=== What you have to do ===
Copy all entries without alteration and skip the pictures they hold.

=== Provided data ===

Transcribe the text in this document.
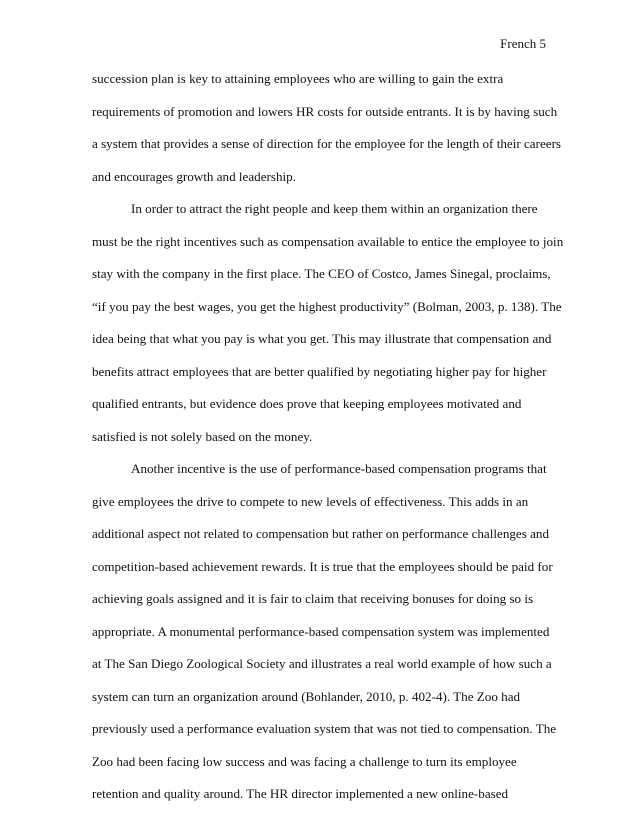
French 5
succession plan is key to attaining employees who are willing to gain the extra
requirements of promotion and lowers HR costs for outside entrants. It is by having such
a system that provides a sense of direction for the employee for the length of their careers
and encourages growth and leadership.
In order to attract the right people and keep them within an organization there
must be the right incentives such as compensation available to entice the employee to join
stay with the company in the first place. The CEO of Costco, James Sinegal, proclaims,
“if you pay the best wages, you get the highest productivity” (Bolman, 2003, p. 138). The
idea being that what you pay is what you get. This may illustrate that compensation and
benefits attract employees that are better qualified by negotiating higher pay for higher
qualified entrants, but evidence does prove that keeping employees motivated and
satisfied is not solely based on the money.
Another incentive is the use of performance-based compensation programs that
give employees the drive to compete to new levels of effectiveness. This adds in an
additional aspect not related to compensation but rather on performance challenges and
competition-based achievement rewards. It is true that the employees should be paid for
achieving goals assigned and it is fair to claim that receiving bonuses for doing so is
appropriate. A monumental performance-based compensation system was implemented
at The San Diego Zoological Society and illustrates a real world example of how such a
system can turn an organization around (Bohlander, 2010, p. 402-4). The Zoo had
previously used a performance evaluation system that was not tied to compensation. The
Zoo had been facing low success and was facing a challenge to turn its employee
retention and quality around. The HR director implemented a new online-based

=== Output for this exercise ===
Transcribe the text in this document.
French 5
succession plan is key to attaining employees who are willing to gain the extra
requirements of promotion and lowers HR costs for outside entrants. It is by having such
a system that provides a sense of direction for the employee for the length of their careers
and encourages growth and leadership.
In order to attract the right people and keep them within an organization there
must be the right incentives such as compensation available to entice the employee to join
stay with the company in the first place. The CEO of Costco, James Sinegal, proclaims,
“if you pay the best wages, you get the highest productivity” (Bolman, 2003, p. 138). The
idea being that what you pay is what you get. This may illustrate that compensation and
benefits attract employees that are better qualified by negotiating higher pay for higher
qualified entrants, but evidence does prove that keeping employees motivated and
satisfied is not solely based on the money.
Another incentive is the use of performance-based compensation programs that
give employees the drive to compete to new levels of effectiveness. This adds in an
additional aspect not related to compensation but rather on performance challenges and
competition-based achievement rewards. It is true that the employees should be paid for
achieving goals assigned and it is fair to claim that receiving bonuses for doing so is
appropriate. A monumental performance-based compensation system was implemented
at The San Diego Zoological Society and illustrates a real world example of how such a
system can turn an organization around (Bohlander, 2010, p. 402-4). The Zoo had
previously used a performance evaluation system that was not tied to compensation. The
Zoo had been facing low success and was facing a challenge to turn its employee
retention and quality around. The HR director implemented a new online-based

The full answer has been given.